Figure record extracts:
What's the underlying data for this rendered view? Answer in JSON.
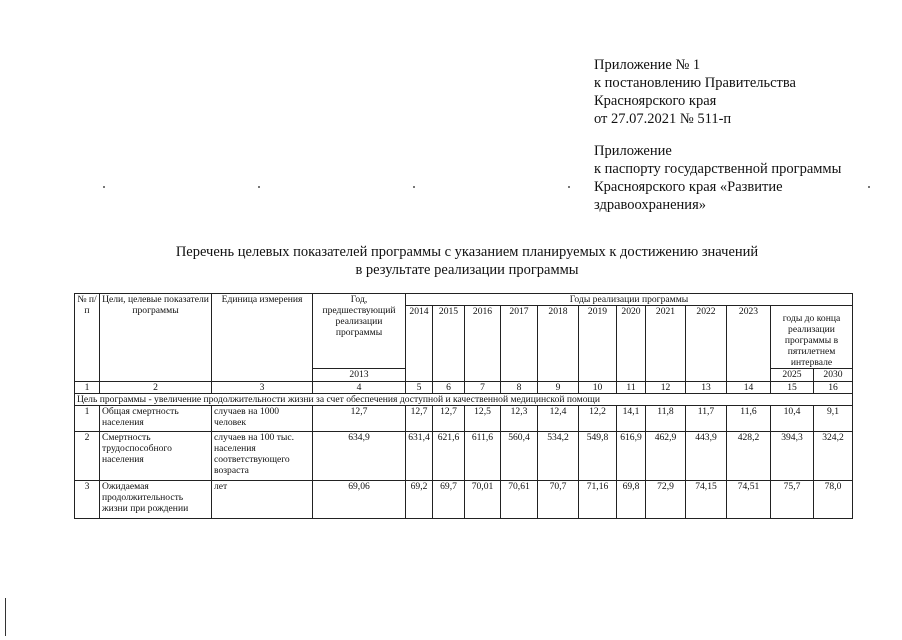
{
  "appendix1": [
    "Приложение № 1",
    "к постановлению Правительства",
    "Красноярского края",
    "от 27.07.2021 № 511-п"
  ],
  "appendix2": [
    "Приложение",
    "к паспорту государственной программы",
    "Красноярского края «Развитие",
    "здравоохранения»"
  ],
  "title": [
    "Перечень целевых показателей программы с указанием планируемых к достижению значений",
    "в результате реализации программы"
  ],
  "table": {
    "h_no": "№ п/п",
    "h_goal": "Цели, целевые показатели программы",
    "h_unit": "Единица измерения",
    "h_prev": "Год, предшествующий реализации программы",
    "h_prev_year": "2013",
    "h_years": "Годы реализации программы",
    "years": [
      "2014",
      "2015",
      "2016",
      "2017",
      "2018",
      "2019",
      "2020",
      "2021",
      "2022",
      "2023"
    ],
    "h_interval": "годы до конца реализации программы в пятилетнем интервале",
    "interval_years": [
      "2025",
      "2030"
    ],
    "col_numbers": [
      "1",
      "2",
      "3",
      "4",
      "5",
      "6",
      "7",
      "8",
      "9",
      "10",
      "11",
      "12",
      "13",
      "14",
      "15",
      "16"
    ],
    "goal_row": "Цель программы - увеличение продолжительности жизни за счет обеспечения доступной и качественной медицинской помощи",
    "rows": [
      {
        "no": "1",
        "name": "Общая смертность населения",
        "unit": "случаев на 1000 человек",
        "values": [
          "12,7",
          "12,7",
          "12,7",
          "12,5",
          "12,3",
          "12,4",
          "12,2",
          "14,1",
          "11,8",
          "11,7",
          "11,6",
          "10,4",
          "9,1"
        ]
      },
      {
        "no": "2",
        "name": "Смертность трудоспособного населения",
        "unit": "случаев на 100 тыс. населения соответствующего возраста",
        "values": [
          "634,9",
          "631,4",
          "621,6",
          "611,6",
          "560,4",
          "534,2",
          "549,8",
          "616,9",
          "462,9",
          "443,9",
          "428,2",
          "394,3",
          "324,2"
        ]
      },
      {
        "no": "3",
        "name": "Ожидаемая продолжительность жизни при рождении",
        "unit": "лет",
        "values": [
          "69,06",
          "69,2",
          "69,7",
          "70,01",
          "70,61",
          "70,7",
          "71,16",
          "69,8",
          "72,9",
          "74,15",
          "74,51",
          "75,7",
          "78,0"
        ]
      }
    ]
  }
}
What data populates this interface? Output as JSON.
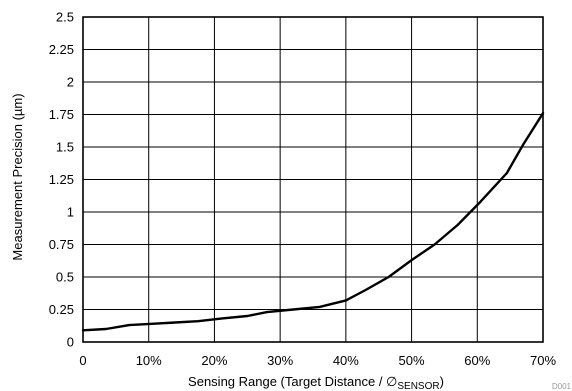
{
  "chart_data": {
    "type": "line",
    "title": "",
    "xlabel_main": "Sensing Range (Target Distance / ",
    "xlabel_symbol": "∅",
    "xlabel_subscript": "SENSOR",
    "xlabel_close": ")",
    "ylabel": "Measurement Precision (µm)",
    "xlim": [
      0,
      70
    ],
    "ylim": [
      0,
      2.5
    ],
    "x_ticks": [
      0,
      10,
      20,
      30,
      40,
      50,
      60,
      70
    ],
    "x_tick_labels": [
      "0",
      "10%",
      "20%",
      "30%",
      "40%",
      "50%",
      "60%",
      "70%"
    ],
    "y_ticks": [
      0,
      0.25,
      0.5,
      0.75,
      1,
      1.25,
      1.5,
      1.75,
      2,
      2.25,
      2.5
    ],
    "y_tick_labels": [
      "0",
      "0.25",
      "0.5",
      "0.75",
      "1",
      "1.25",
      "1.5",
      "1.75",
      "2",
      "2.25",
      "2.5"
    ],
    "grid": true,
    "figure_code": "D001",
    "series": [
      {
        "x": [
          0,
          3.5,
          7,
          10.5,
          14,
          17.5,
          21,
          25,
          28,
          32,
          36,
          40,
          43,
          46.5,
          50,
          53.5,
          57,
          60.5,
          64.5,
          67,
          70
        ],
        "y": [
          0.09,
          0.1,
          0.13,
          0.14,
          0.15,
          0.16,
          0.18,
          0.2,
          0.23,
          0.25,
          0.27,
          0.32,
          0.4,
          0.5,
          0.63,
          0.75,
          0.9,
          1.08,
          1.3,
          1.52,
          1.76
        ]
      }
    ]
  }
}
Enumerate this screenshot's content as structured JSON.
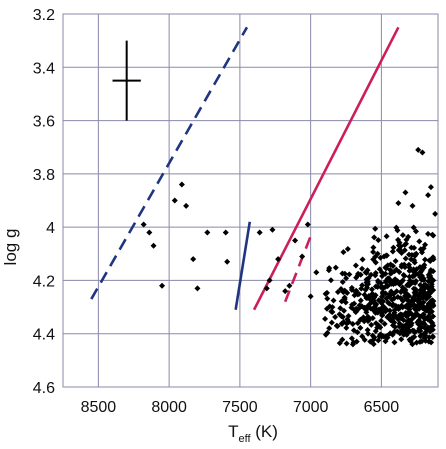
{
  "chart_data": {
    "type": "scatter",
    "title": "",
    "xlabel_main": "T",
    "xlabel_sub": "eff",
    "xlabel_unit": " (K)",
    "ylabel": "log g",
    "x_reversed": true,
    "y_reversed": true,
    "xlim": [
      8750,
      6100
    ],
    "ylim": [
      3.2,
      4.6
    ],
    "grid": true,
    "x_ticks": [
      {
        "value": 8500,
        "label": "8500"
      },
      {
        "value": 8000,
        "label": "8000"
      },
      {
        "value": 7500,
        "label": "7500"
      },
      {
        "value": 7000,
        "label": "7000"
      },
      {
        "value": 6500,
        "label": "6500"
      }
    ],
    "y_ticks": [
      {
        "value": 3.2,
        "label": "3.2"
      },
      {
        "value": 3.4,
        "label": "3.4"
      },
      {
        "value": 3.6,
        "label": "3.6"
      },
      {
        "value": 3.8,
        "label": "3.8"
      },
      {
        "value": 4.0,
        "label": "4"
      },
      {
        "value": 4.2,
        "label": "4.2"
      },
      {
        "value": 4.4,
        "label": "4.4"
      },
      {
        "value": 4.6,
        "label": "4.6"
      }
    ],
    "error_bar": {
      "x": 8300,
      "y": 3.45,
      "x_err": 100,
      "y_err": 0.15
    },
    "lines": [
      {
        "color": "#1f3580",
        "dash": true,
        "points": [
          [
            8550,
            4.27
          ],
          [
            7450,
            3.25
          ]
        ]
      },
      {
        "color": "#1f3580",
        "dash": false,
        "points": [
          [
            7530,
            4.31
          ],
          [
            7430,
            3.98
          ]
        ]
      },
      {
        "color": "#cc1f5a",
        "dash": false,
        "points": [
          [
            7400,
            4.31
          ],
          [
            6380,
            3.25
          ]
        ]
      },
      {
        "color": "#cc1f5a",
        "dash": true,
        "points": [
          [
            7180,
            4.28
          ],
          [
            6990,
            4.02
          ]
        ]
      }
    ],
    "scatter_sparse": [
      [
        8180,
        3.99
      ],
      [
        8140,
        4.02
      ],
      [
        8110,
        4.07
      ],
      [
        8050,
        4.22
      ],
      [
        7960,
        3.9
      ],
      [
        7910,
        3.84
      ],
      [
        7880,
        3.92
      ],
      [
        7830,
        4.12
      ],
      [
        7800,
        4.23
      ],
      [
        7730,
        4.02
      ],
      [
        7600,
        4.02
      ],
      [
        7590,
        4.13
      ],
      [
        7360,
        4.02
      ],
      [
        7310,
        4.23
      ],
      [
        7290,
        4.2
      ],
      [
        7270,
        4.01
      ],
      [
        7230,
        4.12
      ],
      [
        7180,
        4.24
      ],
      [
        7150,
        4.22
      ],
      [
        7110,
        4.05
      ],
      [
        7060,
        4.11
      ],
      [
        7020,
        3.99
      ],
      [
        7000,
        4.26
      ],
      [
        6960,
        4.17
      ],
      [
        6240,
        3.71
      ],
      [
        6210,
        3.72
      ],
      [
        6170,
        3.88
      ],
      [
        6150,
        3.85
      ],
      [
        6330,
        3.87
      ],
      [
        6380,
        3.91
      ],
      [
        6280,
        3.92
      ],
      [
        6120,
        3.95
      ]
    ],
    "scatter_cluster": {
      "count": 620,
      "x_range": [
        6910,
        6130
      ],
      "y_range": [
        4.0,
        4.44
      ],
      "x_peak": 6300,
      "y_peak": 4.28,
      "color": "#000000"
    }
  }
}
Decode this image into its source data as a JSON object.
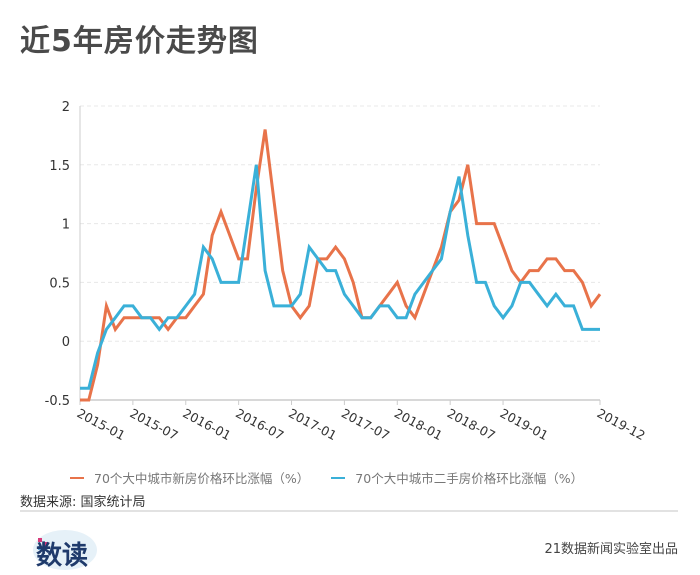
{
  "title": "近5年房价走势图",
  "legend": {
    "new": "70个大中城市新房价格环比涨幅（%）",
    "used": "70个大中城市二手房价格环比涨幅（%）"
  },
  "source": "数据来源: 国家统计局",
  "logo": "数读",
  "credit": "21数据新闻实验室出品",
  "colors": {
    "new": "#E8734A",
    "used": "#3AB0D8",
    "grid": "#e8e8e8",
    "axis": "#cccccc"
  },
  "chart_data": {
    "type": "line",
    "title": "近5年房价走势图",
    "xlabel": "",
    "ylabel": "",
    "ylim": [
      -0.5,
      2
    ],
    "yticks": [
      -0.5,
      0,
      0.5,
      1,
      1.5,
      2
    ],
    "xtick_labels": [
      "2015-01",
      "2015-07",
      "2016-01",
      "2016-07",
      "2017-01",
      "2017-07",
      "2018-01",
      "2018-07",
      "2019-01",
      "2019-12"
    ],
    "xtick_index": [
      0,
      6,
      12,
      18,
      24,
      30,
      36,
      42,
      48,
      59
    ],
    "grid": true,
    "legend_position": "bottom",
    "x_start": "2015-01",
    "x_end": "2019-12",
    "series": [
      {
        "name": "70个大中城市新房价格环比涨幅（%）",
        "color": "#E8734A",
        "values": [
          -0.5,
          -0.5,
          -0.2,
          0.3,
          0.1,
          0.2,
          0.2,
          0.2,
          0.2,
          0.2,
          0.1,
          0.2,
          0.2,
          0.3,
          0.4,
          0.9,
          1.1,
          0.9,
          0.7,
          0.7,
          1.3,
          1.8,
          1.2,
          0.6,
          0.3,
          0.2,
          0.3,
          0.7,
          0.7,
          0.8,
          0.7,
          0.5,
          0.2,
          0.2,
          0.3,
          0.4,
          0.5,
          0.3,
          0.2,
          0.4,
          0.6,
          0.8,
          1.1,
          1.2,
          1.5,
          1.0,
          1.0,
          1.0,
          0.8,
          0.6,
          0.5,
          0.6,
          0.6,
          0.7,
          0.7,
          0.6,
          0.6,
          0.5,
          0.3,
          0.4
        ]
      },
      {
        "name": "70个大中城市二手房价格环比涨幅（%）",
        "color": "#3AB0D8",
        "values": [
          -0.4,
          -0.4,
          -0.1,
          0.1,
          0.2,
          0.3,
          0.3,
          0.2,
          0.2,
          0.1,
          0.2,
          0.2,
          0.3,
          0.4,
          0.8,
          0.7,
          0.5,
          0.5,
          0.5,
          1.0,
          1.5,
          0.6,
          0.3,
          0.3,
          0.3,
          0.4,
          0.8,
          0.7,
          0.6,
          0.6,
          0.4,
          0.3,
          0.2,
          0.2,
          0.3,
          0.3,
          0.2,
          0.2,
          0.4,
          0.5,
          0.6,
          0.7,
          1.1,
          1.4,
          0.9,
          0.5,
          0.5,
          0.3,
          0.2,
          0.3,
          0.5,
          0.5,
          0.4,
          0.3,
          0.4,
          0.3,
          0.3,
          0.1,
          0.1,
          0.1
        ]
      }
    ]
  }
}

> [Objective] Point out every line holding the string "JSON" and copy it.

> [Problem solution]
What's the underlying data for this rendered view? Answer in JSON.
What data populates this interface? Output as JSON.
Enumerate this screenshot's content as structured JSON.
Decode this image into its source data as a JSON object.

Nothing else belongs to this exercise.